Action item: For each line of the data below, test for "likelihood". Report only the number of lines that pass.

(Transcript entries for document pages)
:::::
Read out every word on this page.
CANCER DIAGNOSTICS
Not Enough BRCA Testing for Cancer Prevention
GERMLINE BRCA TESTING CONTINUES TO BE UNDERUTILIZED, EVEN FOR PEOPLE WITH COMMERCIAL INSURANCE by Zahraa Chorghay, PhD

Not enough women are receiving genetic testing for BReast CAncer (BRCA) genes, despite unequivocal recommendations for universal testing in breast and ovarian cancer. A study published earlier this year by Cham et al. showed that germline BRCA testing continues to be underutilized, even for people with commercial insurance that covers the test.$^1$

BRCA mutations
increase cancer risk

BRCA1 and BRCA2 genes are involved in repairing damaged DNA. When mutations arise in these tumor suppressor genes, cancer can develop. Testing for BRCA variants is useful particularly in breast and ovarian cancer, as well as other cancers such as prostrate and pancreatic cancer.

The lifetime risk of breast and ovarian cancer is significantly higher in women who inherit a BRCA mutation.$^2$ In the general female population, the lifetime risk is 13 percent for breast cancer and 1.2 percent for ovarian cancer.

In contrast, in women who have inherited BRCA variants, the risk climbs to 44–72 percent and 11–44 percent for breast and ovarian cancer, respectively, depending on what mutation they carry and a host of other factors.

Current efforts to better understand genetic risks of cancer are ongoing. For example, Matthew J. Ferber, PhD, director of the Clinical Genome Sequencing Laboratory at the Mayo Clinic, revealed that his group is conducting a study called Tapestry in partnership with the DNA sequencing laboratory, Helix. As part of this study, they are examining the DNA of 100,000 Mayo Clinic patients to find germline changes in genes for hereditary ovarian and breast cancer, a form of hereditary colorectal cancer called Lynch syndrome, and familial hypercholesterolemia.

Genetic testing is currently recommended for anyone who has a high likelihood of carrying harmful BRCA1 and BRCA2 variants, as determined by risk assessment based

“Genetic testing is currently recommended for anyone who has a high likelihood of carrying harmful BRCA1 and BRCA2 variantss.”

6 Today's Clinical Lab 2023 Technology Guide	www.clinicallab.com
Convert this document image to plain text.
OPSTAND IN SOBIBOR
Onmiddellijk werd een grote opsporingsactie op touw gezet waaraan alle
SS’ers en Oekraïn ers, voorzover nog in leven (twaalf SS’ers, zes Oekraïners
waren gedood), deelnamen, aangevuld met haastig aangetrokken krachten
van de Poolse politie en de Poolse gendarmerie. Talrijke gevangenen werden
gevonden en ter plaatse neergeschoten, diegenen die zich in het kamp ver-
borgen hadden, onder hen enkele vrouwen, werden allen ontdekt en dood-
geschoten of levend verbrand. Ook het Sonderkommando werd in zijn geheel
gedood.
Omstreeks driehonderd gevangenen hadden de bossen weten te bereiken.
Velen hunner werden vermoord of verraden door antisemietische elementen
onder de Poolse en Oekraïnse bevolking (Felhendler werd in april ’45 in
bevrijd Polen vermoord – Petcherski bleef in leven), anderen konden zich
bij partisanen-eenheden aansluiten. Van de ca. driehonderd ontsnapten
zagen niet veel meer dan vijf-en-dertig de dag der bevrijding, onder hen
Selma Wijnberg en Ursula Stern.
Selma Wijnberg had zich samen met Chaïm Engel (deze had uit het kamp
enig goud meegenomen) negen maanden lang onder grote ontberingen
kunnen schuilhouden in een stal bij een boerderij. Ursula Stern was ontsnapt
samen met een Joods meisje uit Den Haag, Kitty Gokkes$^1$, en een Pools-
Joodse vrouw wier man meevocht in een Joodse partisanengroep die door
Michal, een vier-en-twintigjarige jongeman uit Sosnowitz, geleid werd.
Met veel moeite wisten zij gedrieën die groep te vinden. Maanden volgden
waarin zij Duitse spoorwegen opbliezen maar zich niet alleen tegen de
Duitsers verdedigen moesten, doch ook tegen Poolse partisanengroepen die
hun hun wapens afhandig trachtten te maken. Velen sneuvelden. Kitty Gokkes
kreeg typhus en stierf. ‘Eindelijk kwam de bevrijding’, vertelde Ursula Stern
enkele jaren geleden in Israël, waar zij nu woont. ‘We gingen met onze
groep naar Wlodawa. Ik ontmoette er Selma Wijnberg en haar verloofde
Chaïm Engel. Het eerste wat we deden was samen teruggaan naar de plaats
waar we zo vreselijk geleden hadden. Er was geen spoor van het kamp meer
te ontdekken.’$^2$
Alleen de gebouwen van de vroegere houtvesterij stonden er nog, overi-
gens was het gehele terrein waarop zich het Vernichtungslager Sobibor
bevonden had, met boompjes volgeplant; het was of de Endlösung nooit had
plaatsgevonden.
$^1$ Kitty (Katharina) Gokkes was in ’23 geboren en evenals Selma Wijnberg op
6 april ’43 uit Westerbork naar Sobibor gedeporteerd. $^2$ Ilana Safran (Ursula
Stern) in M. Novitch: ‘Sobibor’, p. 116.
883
:::::
Exercise solution: 2